[Saved entries]
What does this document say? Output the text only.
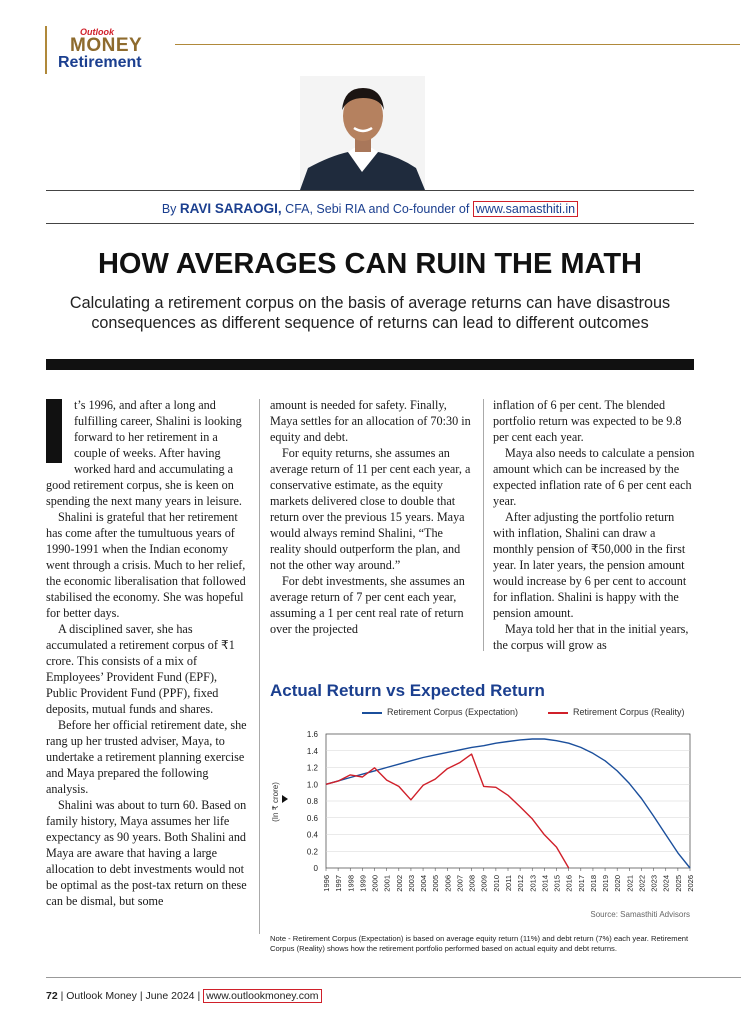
Outlook
MONEY
Retirement
By RAVI SARAOGI, CFA, Sebi RIA and Co-founder of www.samasthiti.in
HOW AVERAGES CAN RUIN THE MATH
Calculating a retirement corpus on the basis of average returns can have disastrous consequences as different sequence of returns can lead to different outcomes

t’s 1996, and after a long and fulfilling career, Shalini is looking forward to her retirement in a couple of weeks. After having worked hard and accumulating a good retirement corpus, she is keen on spending the next many years in leisure.

Shalini is grateful that her retirement has come after the tumultuous years of 1990-1991 when the Indian economy went through a crisis. Much to her relief, the economic liberalisation that followed stabilised the economy. She was hopeful for better days.

A disciplined saver, she has accumulated a retirement corpus of ₹1 crore. This consists of a mix of Employees’ Provident Fund (EPF), Public Provident Fund (PPF), fixed deposits, mutual funds and shares.

Before her official retirement date, she rang up her trusted adviser, Maya, to undertake a retirement planning exercise and Maya prepared the following analysis.

Shalini was about to turn 60. Based on family history, Maya assumes her life expectancy as 90 years. Both Shalini and Maya are aware that having a large allocation to debt investments would not be optimal as the post-tax return on these can be dismal, but some

amount is needed for safety. Finally, Maya settles for an allocation of 70:30 in equity and debt.

For equity returns, she assumes an average return of 11 per cent each year, a conservative estimate, as the equity markets delivered close to double that return over the previous 15 years. Maya would always remind Shalini, “The reality should outperform the plan, and not the other way around.”

For debt investments, she assumes an average return of 7 per cent each year, assuming a 1 per cent real rate of return over the projected

inflation of 6 per cent. The blended portfolio return was expected to be 9.8 per cent each year.

Maya also needs to calculate a pension amount which can be increased by the expected inflation rate of 6 per cent each year.

After adjusting the portfolio return with inflation, Shalini can draw a monthly pension of ₹50,000 in the first year. In later years, the pension amount would increase by 6 per cent to account for inflation. Shalini is happy with the pension amount.

Maya told her that in the initial years, the corpus will grow as

Actual Return vs Expected Return
Retirement Corpus (Expectation)	Retirement Corpus (Reality)
(In ₹ crore)
0
0.2
0.4
0.6
0.8
1.0
1.2
1.4
1.6
1996 1997 1998 1999 2000 2001 2002 2003 2004 2005 2006 2007 2008 2009 2010 2011 2012 2013 2014 2015 2016 2017 2018 2019 2020 2021 2022 2023 2024 2025 2026
Source: Samasthiti Advisors
Note - Retirement Corpus (Expectation) is based on average equity return (11%) and debt return (7%) each year. Retirement Corpus (Reality) shows how the retirement portfolio performed based on actual equity and debt returns.
72 | Outlook Money | June 2024 | www.outlookmoney.com
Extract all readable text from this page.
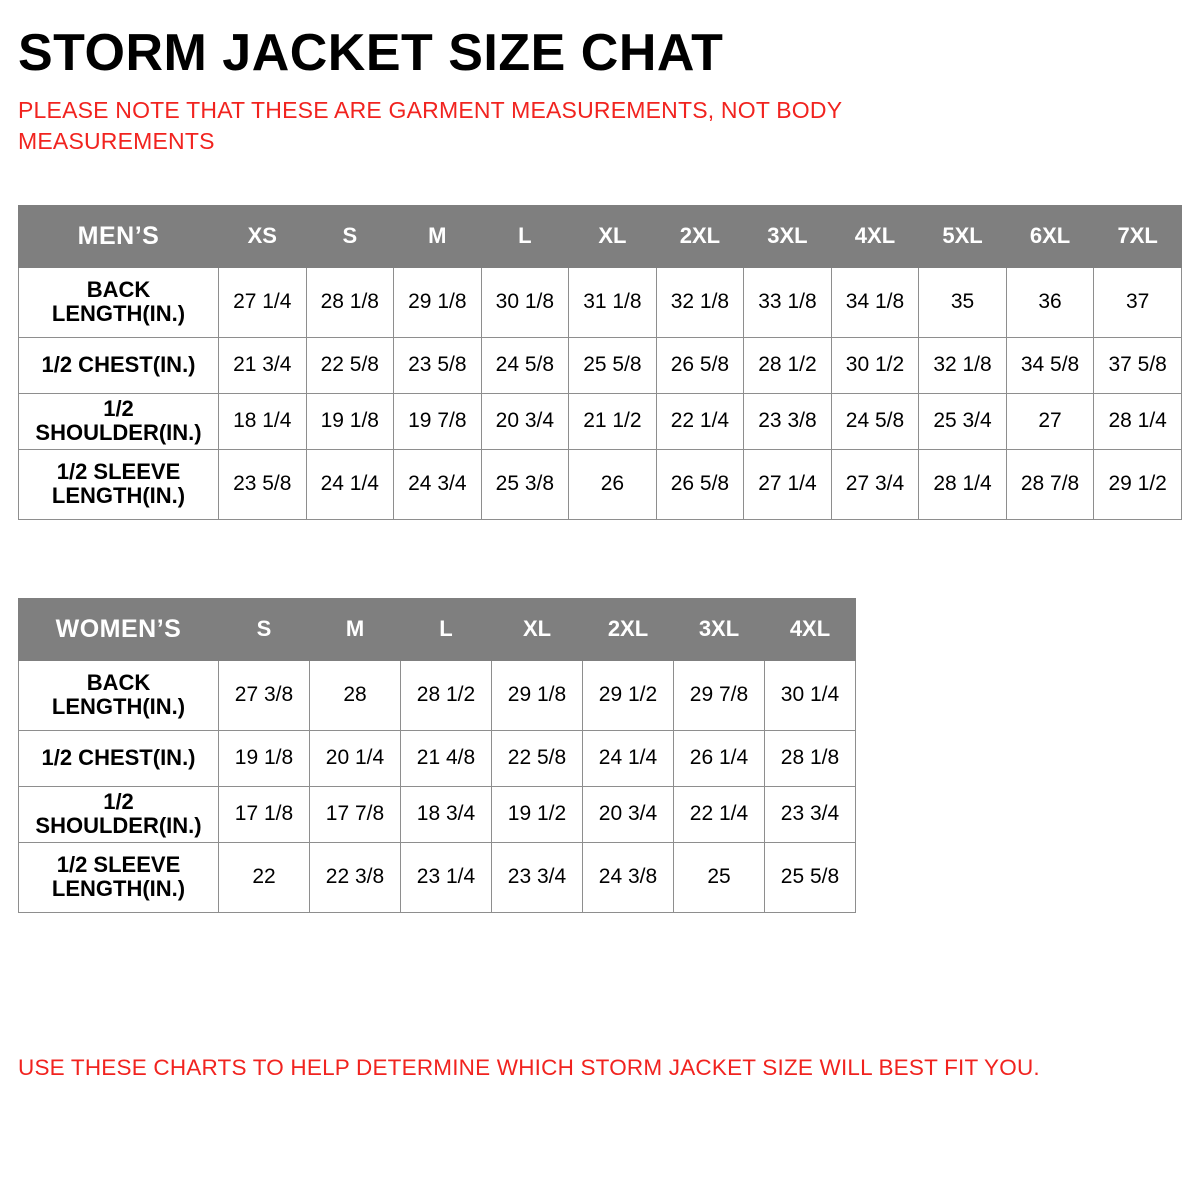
STORM JACKET SIZE CHAT

PLEASE NOTE THAT THESE ARE GARMENT MEASUREMENTS, NOT BODY MEASUREMENTS

MEN’S	XS	S	M	L	XL	2XL	3XL	4XL	5XL	6XL	7XL
BACK
LENGTH(IN.)	27 1/4	28 1/8	29 1/8	30 1/8	31 1/8	32 1/8	33 1/8	34 1/8	35	36	37
1/2 CHEST(IN.)	21 3/4	22 5/8	23 5/8	24 5/8	25 5/8	26 5/8	28 1/2	30 1/2	32 1/8	34 5/8	37 5/8
1/2 SHOULDER(IN.)	18 1/4	19 1/8	19 7/8	20 3/4	21 1/2	22 1/4	23 3/8	24 5/8	25 3/4	27	28 1/4
1/2 SLEEVE
LENGTH(IN.)	23 5/8	24 1/4	24 3/4	25 3/8	26	26 5/8	27 1/4	27 3/4	28 1/4	28 7/8	29 1/2
WOMEN’S	S	M	L	XL	2XL	3XL	4XL
BACK
LENGTH(IN.)	27 3/8	28	28 1/2	29 1/8	29 1/2	29 7/8	30 1/4
1/2 CHEST(IN.)	19 1/8	20 1/4	21 4/8	22 5/8	24 1/4	26 1/4	28 1/8
1/2 SHOULDER(IN.)	17 1/8	17 7/8	18 3/4	19 1/2	20 3/4	22 1/4	23 3/4
1/2 SLEEVE
LENGTH(IN.)	22	22 3/8	23 1/4	23 3/4	24 3/8	25	25 5/8
USE THESE CHARTS TO HELP DETERMINE WHICH STORM JACKET SIZE WILL BEST FIT YOU.
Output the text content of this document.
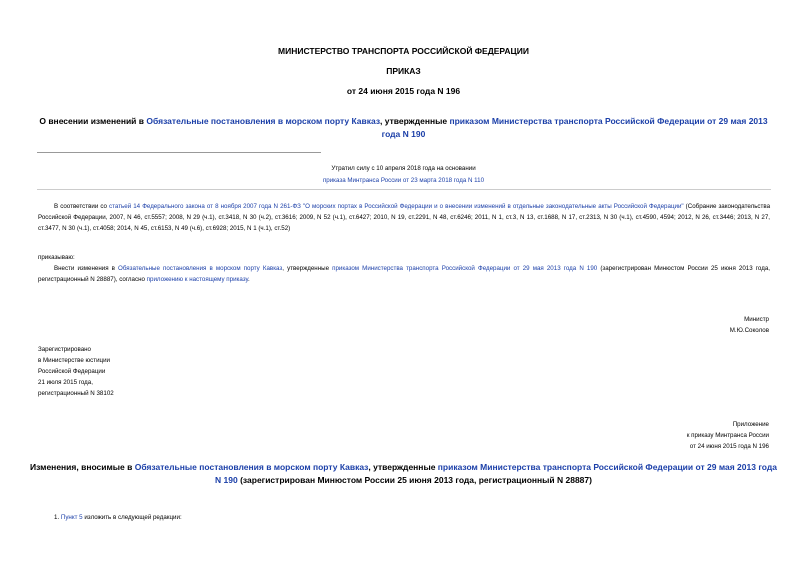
МИНИСТЕРСТВО ТРАНСПОРТА РОССИЙСКОЙ ФЕДЕРАЦИИ
ПРИКАЗ
от 24 июня 2015 года N 196
О внесении изменений в Обязательные постановления в морском порту Кавказ, утвержденные приказом Министерства транспорта Российской Федерации от 29 мая 2013 года N 190
Утратил силу с 10 апреля 2018 года на основании
приказа Минтранса России от 23 марта 2018 года N 110
В соответствии со статьей 14 Федерального закона от 8 ноября 2007 года N 261-ФЗ "О морских портах в Российской Федерации и о внесении изменений в отдельные законодательные акты Российской Федерации" (Собрание законодательства Российской Федерации, 2007, N 46, ст.5557; 2008, N 29 (ч.1), ст.3418, N 30 (ч.2), ст.3616; 2009, N 52 (ч.1), ст.6427; 2010, N 19, ст.2291, N 48, ст.6246; 2011, N 1, ст.3, N 13, ст.1688, N 17, ст.2313, N 30 (ч.1), ст.4590, 4594; 2012, N 26, ст.3446; 2013, N 27, ст.3477, N 30 (ч.1), ст.4058; 2014, N 45, ст.6153, N 49 (ч.6), ст.6928; 2015, N 1 (ч.1), ст.52)
приказываю:
Внести изменения в Обязательные постановления в морском порту Кавказ, утвержденные приказом Министерства транспорта Российской Федерации от 29 мая 2013 года N 190 (зарегистрирован Минюстом России 25 июня 2013 года, регистрационный N 28887), согласно приложению к настоящему приказу.
Министр
М.Ю.Соколов
Зарегистрировано
в Министерстве юстиции
Российской Федерации
21 июля 2015 года,
регистрационный N 38102
Приложение
к приказу Минтранса России
от 24 июня 2015 года N 196
Изменения, вносимые в Обязательные постановления в морском порту Кавказ, утвержденные приказом Министерства транспорта Российской Федерации от 29 мая 2013 года N 190 (зарегистрирован Минюстом России 25 июня 2013 года, регистрационный N 28887)
1. Пункт 5 изложить в следующей редакции:
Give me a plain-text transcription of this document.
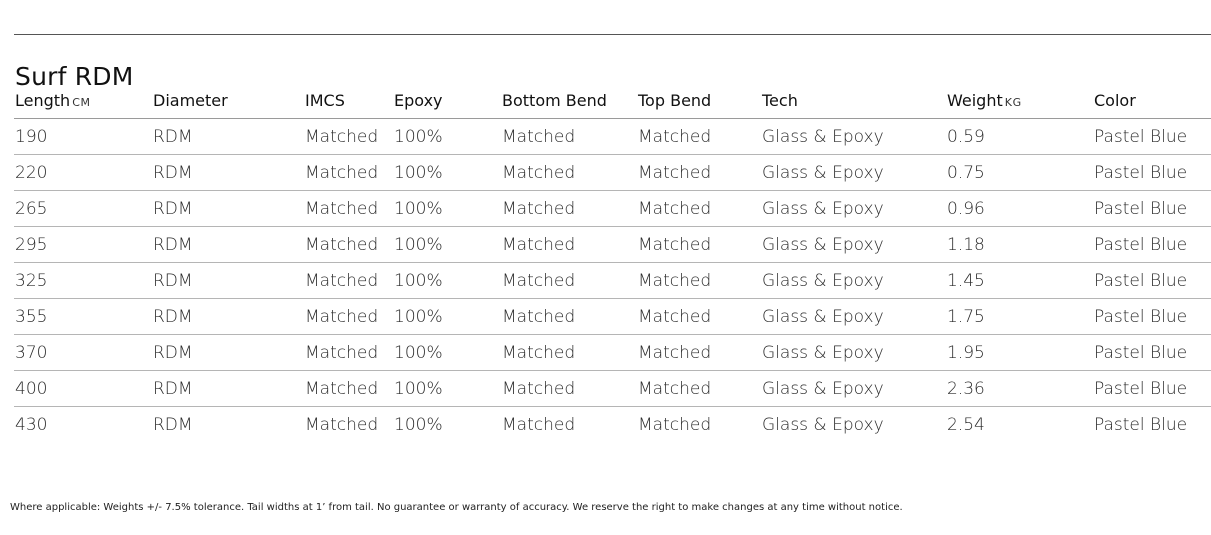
Surf RDM
Length CM	Diameter	IMCS	Epoxy	Bottom Bend	Top Bend	Tech	Weight KG	Color
190	RDM	Matched	100%	Matched	Matched	Glass & Epoxy	0.59	Pastel Blue
220	RDM	Matched	100%	Matched	Matched	Glass & Epoxy	0.75	Pastel Blue
265	RDM	Matched	100%	Matched	Matched	Glass & Epoxy	0.96	Pastel Blue
295	RDM	Matched	100%	Matched	Matched	Glass & Epoxy	1.18	Pastel Blue
325	RDM	Matched	100%	Matched	Matched	Glass & Epoxy	1.45	Pastel Blue
355	RDM	Matched	100%	Matched	Matched	Glass & Epoxy	1.75	Pastel Blue
370	RDM	Matched	100%	Matched	Matched	Glass & Epoxy	1.95	Pastel Blue
400	RDM	Matched	100%	Matched	Matched	Glass & Epoxy	2.36	Pastel Blue
430	RDM	Matched	100%	Matched	Matched	Glass & Epoxy	2.54	Pastel Blue

Where applicable: Weights +/- 7.5% tolerance. Tail widths at 1’ from tail. No guarantee or warranty of accuracy. We reserve the right to make changes at any time without notice.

> INSTRUCTIONS TO FOLLOW:
Copy all lines from the data that hold the word "июня".

> THE RESULT:
от 24 июня 2015 года N 196
Внести изменения в Обязательные постановления в морском порту Кавказ, утвержденные приказом Министерства транспорта Российской Федерации от 29 мая 2013 года N 190 (зарегистрирован Минюстом России 25 июня 2013 года, регистрационный N 28887), согласно приложению к настоящему приказу.
от 24 июня 2015 года N 196
Изменения, вносимые в Обязательные постановления в морском порту Кавказ, утвержденные приказом Министерства транспорта Российской Федерации от 29 мая 2013 года N 190 (зарегистрирован Минюстом России 25 июня 2013 года, регистрационный N 28887)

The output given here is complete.